─── Listed records ───

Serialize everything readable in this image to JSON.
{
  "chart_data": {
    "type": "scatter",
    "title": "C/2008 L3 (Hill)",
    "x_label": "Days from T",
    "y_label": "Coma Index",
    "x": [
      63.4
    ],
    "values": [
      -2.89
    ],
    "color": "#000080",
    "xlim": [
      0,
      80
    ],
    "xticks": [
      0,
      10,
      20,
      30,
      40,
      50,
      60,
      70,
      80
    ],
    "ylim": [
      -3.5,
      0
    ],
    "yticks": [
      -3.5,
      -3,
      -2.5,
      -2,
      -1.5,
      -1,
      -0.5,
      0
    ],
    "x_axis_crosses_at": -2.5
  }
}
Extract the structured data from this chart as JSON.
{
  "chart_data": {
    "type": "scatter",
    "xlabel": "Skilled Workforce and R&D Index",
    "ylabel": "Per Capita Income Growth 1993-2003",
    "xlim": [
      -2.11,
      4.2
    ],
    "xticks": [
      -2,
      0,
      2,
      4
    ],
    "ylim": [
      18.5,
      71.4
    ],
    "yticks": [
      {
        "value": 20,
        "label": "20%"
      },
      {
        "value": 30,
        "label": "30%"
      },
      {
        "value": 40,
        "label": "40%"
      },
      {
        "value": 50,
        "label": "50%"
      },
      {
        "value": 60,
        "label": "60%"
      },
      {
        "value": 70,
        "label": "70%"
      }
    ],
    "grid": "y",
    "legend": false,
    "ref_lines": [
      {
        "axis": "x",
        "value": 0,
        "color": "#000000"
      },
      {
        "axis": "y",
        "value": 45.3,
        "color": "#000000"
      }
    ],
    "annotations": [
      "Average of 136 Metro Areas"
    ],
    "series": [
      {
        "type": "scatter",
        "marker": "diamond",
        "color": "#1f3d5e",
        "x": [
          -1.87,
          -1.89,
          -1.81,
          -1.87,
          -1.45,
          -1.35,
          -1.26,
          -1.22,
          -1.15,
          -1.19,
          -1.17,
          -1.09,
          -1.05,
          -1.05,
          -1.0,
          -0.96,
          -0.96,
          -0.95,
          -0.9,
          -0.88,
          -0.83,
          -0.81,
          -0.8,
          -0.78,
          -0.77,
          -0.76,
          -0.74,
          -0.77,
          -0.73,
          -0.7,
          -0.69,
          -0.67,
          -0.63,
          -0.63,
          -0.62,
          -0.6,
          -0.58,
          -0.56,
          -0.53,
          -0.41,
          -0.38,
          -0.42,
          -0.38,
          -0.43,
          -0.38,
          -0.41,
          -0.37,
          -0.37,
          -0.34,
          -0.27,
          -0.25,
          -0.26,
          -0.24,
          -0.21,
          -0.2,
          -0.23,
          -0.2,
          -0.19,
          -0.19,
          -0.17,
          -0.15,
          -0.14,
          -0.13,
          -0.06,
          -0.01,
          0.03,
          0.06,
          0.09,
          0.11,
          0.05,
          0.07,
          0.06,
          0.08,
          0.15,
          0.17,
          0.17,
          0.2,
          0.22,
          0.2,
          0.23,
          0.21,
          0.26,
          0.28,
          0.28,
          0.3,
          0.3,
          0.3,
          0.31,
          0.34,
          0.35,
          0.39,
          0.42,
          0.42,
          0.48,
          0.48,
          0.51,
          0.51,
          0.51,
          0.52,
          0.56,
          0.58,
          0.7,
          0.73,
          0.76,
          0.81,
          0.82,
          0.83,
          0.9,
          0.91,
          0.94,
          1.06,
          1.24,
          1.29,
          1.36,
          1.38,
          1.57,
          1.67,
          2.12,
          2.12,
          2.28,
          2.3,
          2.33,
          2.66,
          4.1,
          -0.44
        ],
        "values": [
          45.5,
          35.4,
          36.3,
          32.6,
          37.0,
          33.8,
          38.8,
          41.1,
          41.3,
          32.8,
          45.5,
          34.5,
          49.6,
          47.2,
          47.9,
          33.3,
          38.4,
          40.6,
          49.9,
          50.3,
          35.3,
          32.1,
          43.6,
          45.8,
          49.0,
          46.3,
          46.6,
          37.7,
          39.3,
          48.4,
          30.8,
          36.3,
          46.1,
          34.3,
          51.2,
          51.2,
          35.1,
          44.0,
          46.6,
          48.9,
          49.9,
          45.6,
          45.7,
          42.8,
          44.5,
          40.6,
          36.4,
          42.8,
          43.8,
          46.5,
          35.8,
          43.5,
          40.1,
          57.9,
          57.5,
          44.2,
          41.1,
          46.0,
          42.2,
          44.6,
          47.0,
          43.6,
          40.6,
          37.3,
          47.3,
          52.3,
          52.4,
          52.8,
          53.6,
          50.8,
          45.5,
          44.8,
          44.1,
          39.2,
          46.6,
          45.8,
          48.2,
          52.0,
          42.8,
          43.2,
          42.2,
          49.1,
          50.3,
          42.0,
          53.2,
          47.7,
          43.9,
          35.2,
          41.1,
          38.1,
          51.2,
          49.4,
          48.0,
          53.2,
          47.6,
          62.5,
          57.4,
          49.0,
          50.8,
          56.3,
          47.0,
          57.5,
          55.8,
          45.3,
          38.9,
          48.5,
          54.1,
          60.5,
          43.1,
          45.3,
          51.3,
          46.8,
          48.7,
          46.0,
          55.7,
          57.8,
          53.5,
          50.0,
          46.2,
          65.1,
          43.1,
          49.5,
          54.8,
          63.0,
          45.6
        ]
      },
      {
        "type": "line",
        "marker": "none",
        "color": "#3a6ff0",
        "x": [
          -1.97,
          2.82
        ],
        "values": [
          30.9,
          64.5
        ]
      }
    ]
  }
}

───

__Exercise brief__:
Scan the material above. Extract every line in which the word "type" occurs.

__Complete output__:
    "type": "scatter",
    "type": "scatter",
        "type": "scatter",
        "type": "line",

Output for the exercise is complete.